Excerpts from a figure dataset

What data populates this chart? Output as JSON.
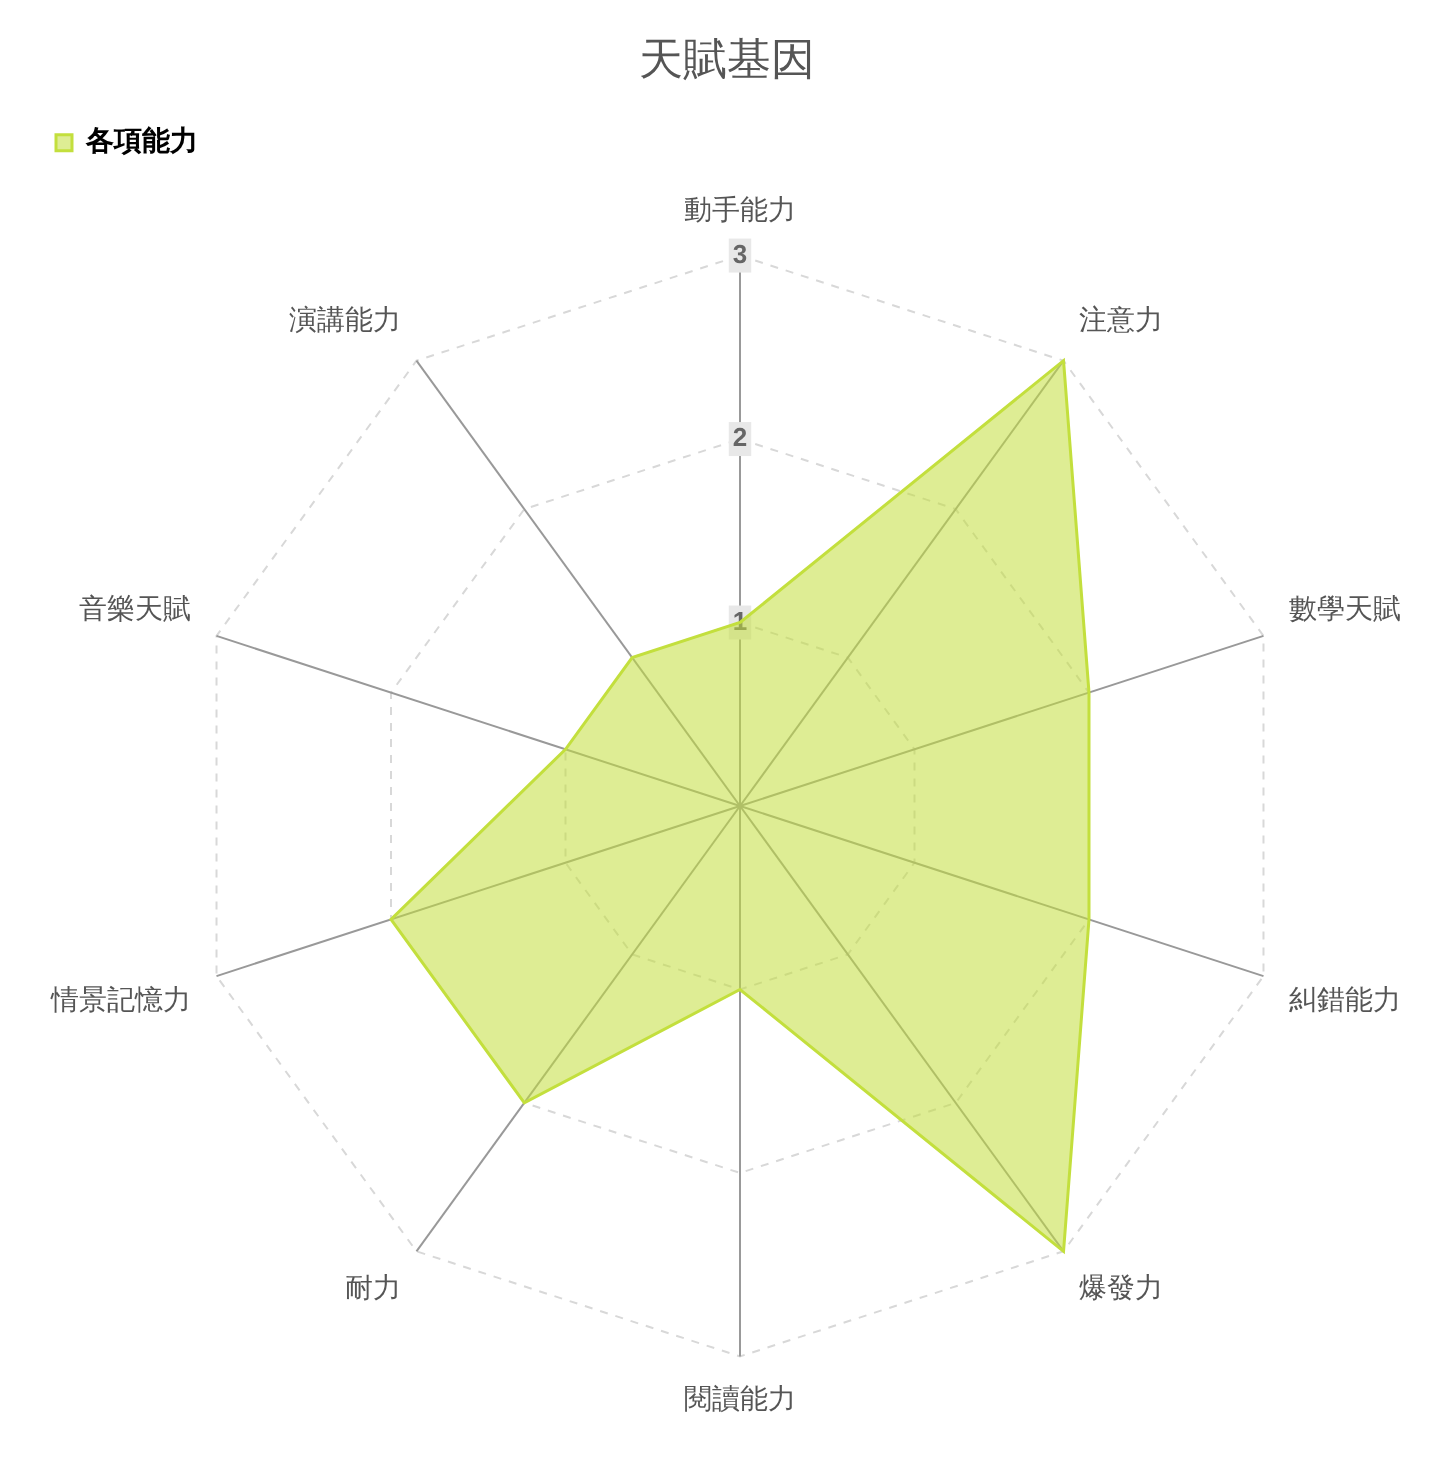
{
  "chart_data": {
    "type": "radar",
    "title": "天賦基因",
    "categories": [
      "動手能力",
      "注意力",
      "數學天賦",
      "糾錯能力",
      "爆發力",
      "閱讀能力",
      "耐力",
      "情景記憶力",
      "音樂天賦",
      "演講能力"
    ],
    "series": [
      {
        "name": "各項能力",
        "color": "#c3df3d",
        "values": [
          1,
          3,
          2,
          2,
          3,
          1,
          2,
          2,
          1,
          1
        ]
      }
    ],
    "ylim": [
      0,
      3
    ],
    "yticks": [
      1,
      2,
      3
    ],
    "grid": true,
    "legend": "top left"
  }
}
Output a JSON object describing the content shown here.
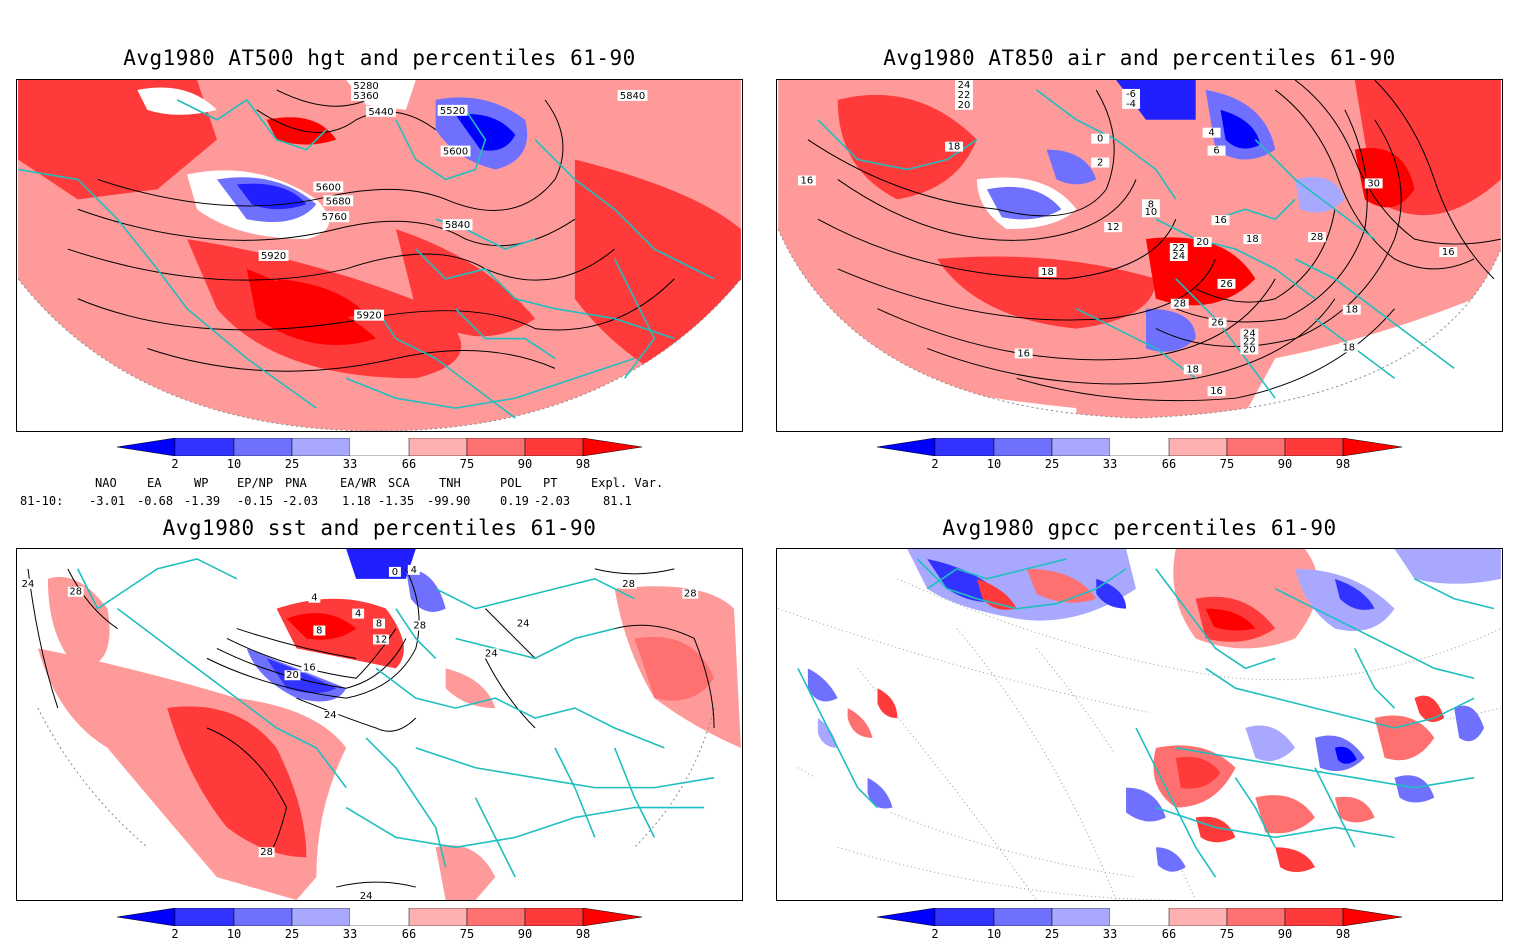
{
  "panels": [
    {
      "title": "Avg1980 AT500 hgt and percentiles 61-90",
      "contour_labels": [
        "5280",
        "5360",
        "5440",
        "5520",
        "5600",
        "5600",
        "5680",
        "5760",
        "5840",
        "5840",
        "5920",
        "5920"
      ]
    },
    {
      "title": "Avg1980 AT850 air and percentiles 61-90",
      "contour_labels": [
        "24",
        "22",
        "20",
        "18",
        "16",
        "-6",
        "-4",
        "0",
        "2",
        "4",
        "6",
        "8",
        "10",
        "12",
        "16",
        "18",
        "18",
        "20",
        "22",
        "24",
        "26",
        "28",
        "30",
        "28",
        "26",
        "24",
        "22",
        "20",
        "18",
        "16",
        "16",
        "18",
        "18",
        "16"
      ]
    },
    {
      "title": "Avg1980 sst and percentiles 61-90",
      "contour_labels": [
        "24",
        "28",
        "4",
        "8",
        "12",
        "16",
        "20",
        "24",
        "28",
        "24",
        "28",
        "28",
        "24",
        "24",
        "28",
        "0",
        "4",
        "4",
        "8"
      ]
    },
    {
      "title": "Avg1980 gpcc percentiles 61-90",
      "contour_labels": []
    }
  ],
  "colorbar": {
    "labels": [
      "2",
      "10",
      "25",
      "33",
      "66",
      "75",
      "90",
      "98"
    ],
    "colors": [
      "#0000ff",
      "#3333ff",
      "#7070ff",
      "#a8a8ff",
      "#ffffff",
      "#ffb0b0",
      "#ff7070",
      "#ff3a3a",
      "#ff0000"
    ]
  },
  "indices": {
    "headers": [
      "NAO",
      "EA",
      "WP",
      "EP/NP",
      "PNA",
      "EA/WR",
      "SCA",
      "TNH",
      "POL",
      "PT",
      "Expl. Var."
    ],
    "row_label": "81-10:",
    "values": [
      "-3.01",
      "-0.68",
      "-1.39",
      "-0.15",
      "-2.03",
      "1.18",
      "-1.35",
      "-99.90",
      "0.19",
      "-2.03",
      "81.1"
    ]
  },
  "colors": {
    "coast": "#1fbfbf",
    "contour": "#000000",
    "strong_red": "#ff2020",
    "light_red": "#ff9a9a",
    "blue": "#2020ff",
    "light_blue": "#a0a0ff"
  }
}
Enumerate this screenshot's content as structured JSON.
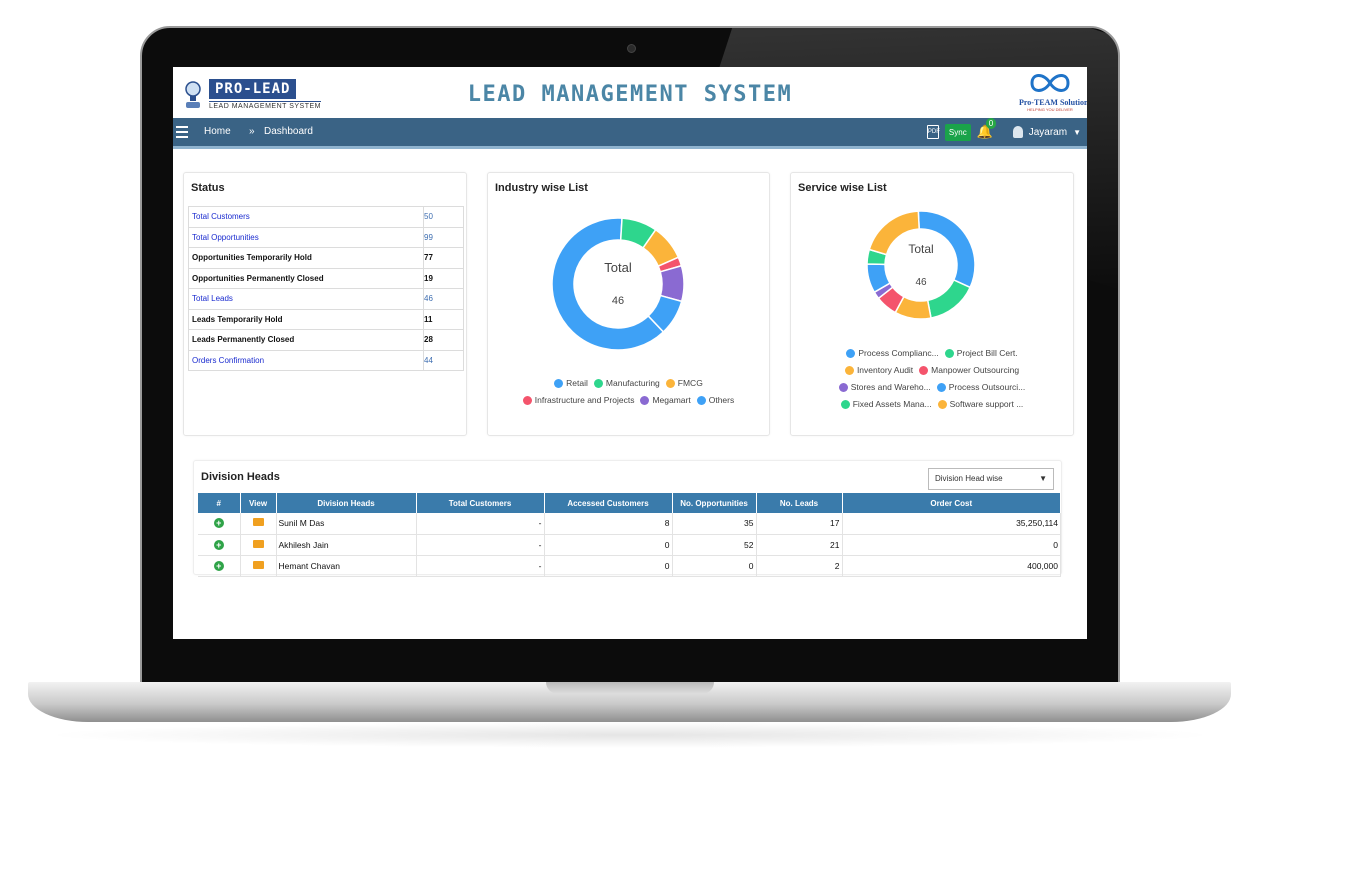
{
  "header": {
    "logo_word": "PRO-LEAD",
    "logo_sub": "LEAD MANAGEMENT SYSTEM",
    "title": "LEAD MANAGEMENT SYSTEM",
    "brand_name": "Pro-TEAM Solutions",
    "brand_tag": "HELPING YOU DELIVER"
  },
  "nav": {
    "home": "Home",
    "separator": "»",
    "dashboard": "Dashboard",
    "pdf_label": "PDF",
    "sync": "Sync",
    "notif_count": "0",
    "user": "Jayaram"
  },
  "status": {
    "title": "Status",
    "rows": [
      {
        "label": "Total Customers",
        "value": "50",
        "kind": "link"
      },
      {
        "label": "Total Opportunities",
        "value": "99",
        "kind": "link"
      },
      {
        "label": "Opportunities Temporarily Hold",
        "value": "77",
        "kind": "bold"
      },
      {
        "label": "Opportunities Permanently Closed",
        "value": "19",
        "kind": "bold"
      },
      {
        "label": "Total Leads",
        "value": "46",
        "kind": "link"
      },
      {
        "label": "Leads Temporarily Hold",
        "value": "11",
        "kind": "bold"
      },
      {
        "label": "Leads Permanently Closed",
        "value": "28",
        "kind": "bold"
      },
      {
        "label": "Orders Confirmation",
        "value": "44",
        "kind": "link"
      }
    ]
  },
  "industry": {
    "title": "Industry wise List",
    "center_label": "Total",
    "center_value": "46",
    "legend": [
      "Retail",
      "Manufacturing",
      "FMCG",
      "Infrastructure and Projects",
      "Megamart",
      "Others"
    ]
  },
  "service": {
    "title": "Service wise List",
    "center_label": "Total",
    "center_value": "46",
    "legend": [
      "Process Complianc...",
      "Project Bill Cert.",
      "Inventory Audit",
      "Manpower Outsourcing",
      "Stores and Wareho...",
      "Process Outsourci...",
      "Fixed Assets Mana...",
      "Software support ..."
    ]
  },
  "chart_data": [
    {
      "type": "pie",
      "title": "Industry wise List",
      "categories": [
        "Retail",
        "Manufacturing",
        "FMCG",
        "Infrastructure and Projects",
        "Megamart",
        "Others"
      ],
      "values": [
        29,
        4,
        4,
        1,
        4,
        4
      ],
      "colors": [
        "#3ea1f6",
        "#2ed68d",
        "#fbb43a",
        "#f4546c",
        "#8a6ad2",
        "#3ea1f6"
      ]
    },
    {
      "type": "pie",
      "title": "Service wise List",
      "categories": [
        "Process Complianc...",
        "Project Bill Cert.",
        "Inventory Audit",
        "Manpower Outsourcing",
        "Stores and Wareho...",
        "Process Outsourci...",
        "Fixed Assets Mana...",
        "Software support ..."
      ],
      "values": [
        15,
        7,
        5,
        3,
        1,
        4,
        2,
        9
      ],
      "colors": [
        "#3ea1f6",
        "#2ed68d",
        "#fbb43a",
        "#f4546c",
        "#8a6ad2",
        "#3ea1f6",
        "#2ed68d",
        "#fbb43a"
      ]
    }
  ],
  "division": {
    "title": "Division Heads",
    "select_value": "Division Head wise",
    "columns": [
      "#",
      "View",
      "Division Heads",
      "Total Customers",
      "Accessed Customers",
      "No. Opportunities",
      "No. Leads",
      "Order Cost"
    ],
    "rows": [
      {
        "name": "Sunil M Das",
        "total_customers": "-",
        "accessed": "8",
        "opportunities": "35",
        "leads": "17",
        "order_cost": "35,250,114"
      },
      {
        "name": "Akhilesh Jain",
        "total_customers": "-",
        "accessed": "0",
        "opportunities": "52",
        "leads": "21",
        "order_cost": "0"
      },
      {
        "name": "Hemant Chavan",
        "total_customers": "-",
        "accessed": "0",
        "opportunities": "0",
        "leads": "2",
        "order_cost": "400,000"
      }
    ]
  },
  "colors": {
    "navbar": "#3a6385",
    "title": "#4b86a6",
    "table_header": "#3a7bab",
    "sync": "#1aa34a"
  }
}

→ **Problem details**
Reproduce every entry word for word, but skip any pictures.

→ **Expected output**
What data populates this chart? Output as JSON.
{
  "chart_data": {
    "type": "radar",
    "title": "天賦基因",
    "categories": [
      "動手能力",
      "注意力",
      "數學天賦",
      "糾錯能力",
      "爆發力",
      "閱讀能力",
      "耐力",
      "情景記憶力",
      "音樂天賦",
      "演講能力"
    ],
    "series": [
      {
        "name": "各項能力",
        "color": "#c3df3d",
        "values": [
          1,
          3,
          2,
          2,
          3,
          1,
          2,
          2,
          1,
          1
        ]
      }
    ],
    "ylim": [
      0,
      3
    ],
    "yticks": [
      1,
      2,
      3
    ],
    "grid": true,
    "legend": "top left"
  }
}
Output a JSON object describing the content shown here.
{
  "panels": [
    {
      "title": "Avg1980 AT500 hgt and percentiles 61-90",
      "contour_labels": [
        "5280",
        "5360",
        "5440",
        "5520",
        "5600",
        "5600",
        "5680",
        "5760",
        "5840",
        "5840",
        "5920",
        "5920"
      ]
    },
    {
      "title": "Avg1980 AT850 air and percentiles 61-90",
      "contour_labels": [
        "24",
        "22",
        "20",
        "18",
        "16",
        "-6",
        "-4",
        "0",
        "2",
        "4",
        "6",
        "8",
        "10",
        "12",
        "16",
        "18",
        "18",
        "20",
        "22",
        "24",
        "26",
        "28",
        "30",
        "28",
        "26",
        "24",
        "22",
        "20",
        "18",
        "16",
        "16",
        "18",
        "18",
        "16"
      ]
    },
    {
      "title": "Avg1980 sst and percentiles 61-90",
      "contour_labels": [
        "24",
        "28",
        "4",
        "8",
        "12",
        "16",
        "20",
        "24",
        "28",
        "24",
        "28",
        "28",
        "24",
        "24",
        "28",
        "0",
        "4",
        "4",
        "8"
      ]
    },
    {
      "title": "Avg1980 gpcc percentiles 61-90",
      "contour_labels": []
    }
  ],
  "colorbar": {
    "labels": [
      "2",
      "10",
      "25",
      "33",
      "66",
      "75",
      "90",
      "98"
    ],
    "colors": [
      "#0000ff",
      "#3333ff",
      "#7070ff",
      "#a8a8ff",
      "#ffffff",
      "#ffb0b0",
      "#ff7070",
      "#ff3a3a",
      "#ff0000"
    ]
  },
  "indices": {
    "headers": [
      "NAO",
      "EA",
      "WP",
      "EP/NP",
      "PNA",
      "EA/WR",
      "SCA",
      "TNH",
      "POL",
      "PT",
      "Expl. Var."
    ],
    "row_label": "81-10:",
    "values": [
      "-3.01",
      "-0.68",
      "-1.39",
      "-0.15",
      "-2.03",
      "1.18",
      "-1.35",
      "-99.90",
      "0.19",
      "-2.03",
      "81.1"
    ]
  },
  "colors": {
    "coast": "#1fbfbf",
    "contour": "#000000",
    "strong_red": "#ff2020",
    "light_red": "#ff9a9a",
    "blue": "#2020ff",
    "light_blue": "#a0a0ff"
  }
}
Enumerate this screenshot's content as structured JSON.
{
  "header": {
    "logo_word": "PRO-LEAD",
    "logo_sub": "LEAD MANAGEMENT SYSTEM",
    "title": "LEAD MANAGEMENT SYSTEM",
    "brand_name": "Pro-TEAM Solutions",
    "brand_tag": "HELPING YOU DELIVER"
  },
  "nav": {
    "home": "Home",
    "separator": "»",
    "dashboard": "Dashboard",
    "pdf_label": "PDF",
    "sync": "Sync",
    "notif_count": "0",
    "user": "Jayaram"
  },
  "status": {
    "title": "Status",
    "rows": [
      {
        "label": "Total Customers",
        "value": "50",
        "kind": "link"
      },
      {
        "label": "Total Opportunities",
        "value": "99",
        "kind": "link"
      },
      {
        "label": "Opportunities Temporarily Hold",
        "value": "77",
        "kind": "bold"
      },
      {
        "label": "Opportunities Permanently Closed",
        "value": "19",
        "kind": "bold"
      },
      {
        "label": "Total Leads",
        "value": "46",
        "kind": "link"
      },
      {
        "label": "Leads Temporarily Hold",
        "value": "11",
        "kind": "bold"
      },
      {
        "label": "Leads Permanently Closed",
        "value": "28",
        "kind": "bold"
      },
      {
        "label": "Orders Confirmation",
        "value": "44",
        "kind": "link"
      }
    ]
  },
  "industry": {
    "title": "Industry wise List",
    "center_label": "Total",
    "center_value": "46",
    "legend": [
      "Retail",
      "Manufacturing",
      "FMCG",
      "Infrastructure and Projects",
      "Megamart",
      "Others"
    ]
  },
  "service": {
    "title": "Service wise List",
    "center_label": "Total",
    "center_value": "46",
    "legend": [
      "Process Complianc...",
      "Project Bill Cert.",
      "Inventory Audit",
      "Manpower Outsourcing",
      "Stores and Wareho...",
      "Process Outsourci...",
      "Fixed Assets Mana...",
      "Software support ..."
    ]
  },
  "chart_data": [
    {
      "type": "pie",
      "title": "Industry wise List",
      "categories": [
        "Retail",
        "Manufacturing",
        "FMCG",
        "Infrastructure and Projects",
        "Megamart",
        "Others"
      ],
      "values": [
        29,
        4,
        4,
        1,
        4,
        4
      ],
      "colors": [
        "#3ea1f6",
        "#2ed68d",
        "#fbb43a",
        "#f4546c",
        "#8a6ad2",
        "#3ea1f6"
      ]
    },
    {
      "type": "pie",
      "title": "Service wise List",
      "categories": [
        "Process Complianc...",
        "Project Bill Cert.",
        "Inventory Audit",
        "Manpower Outsourcing",
        "Stores and Wareho...",
        "Process Outsourci...",
        "Fixed Assets Mana...",
        "Software support ..."
      ],
      "values": [
        15,
        7,
        5,
        3,
        1,
        4,
        2,
        9
      ],
      "colors": [
        "#3ea1f6",
        "#2ed68d",
        "#fbb43a",
        "#f4546c",
        "#8a6ad2",
        "#3ea1f6",
        "#2ed68d",
        "#fbb43a"
      ]
    }
  ],
  "division": {
    "title": "Division Heads",
    "select_value": "Division Head wise",
    "columns": [
      "#",
      "View",
      "Division Heads",
      "Total Customers",
      "Accessed Customers",
      "No. Opportunities",
      "No. Leads",
      "Order Cost"
    ],
    "rows": [
      {
        "name": "Sunil M Das",
        "total_customers": "-",
        "accessed": "8",
        "opportunities": "35",
        "leads": "17",
        "order_cost": "35,250,114"
      },
      {
        "name": "Akhilesh Jain",
        "total_customers": "-",
        "accessed": "0",
        "opportunities": "52",
        "leads": "21",
        "order_cost": "0"
      },
      {
        "name": "Hemant Chavan",
        "total_customers": "-",
        "accessed": "0",
        "opportunities": "0",
        "leads": "2",
        "order_cost": "400,000"
      }
    ]
  },
  "colors": {
    "navbar": "#3a6385",
    "title": "#4b86a6",
    "table_header": "#3a7bab",
    "sync": "#1aa34a"
  }
}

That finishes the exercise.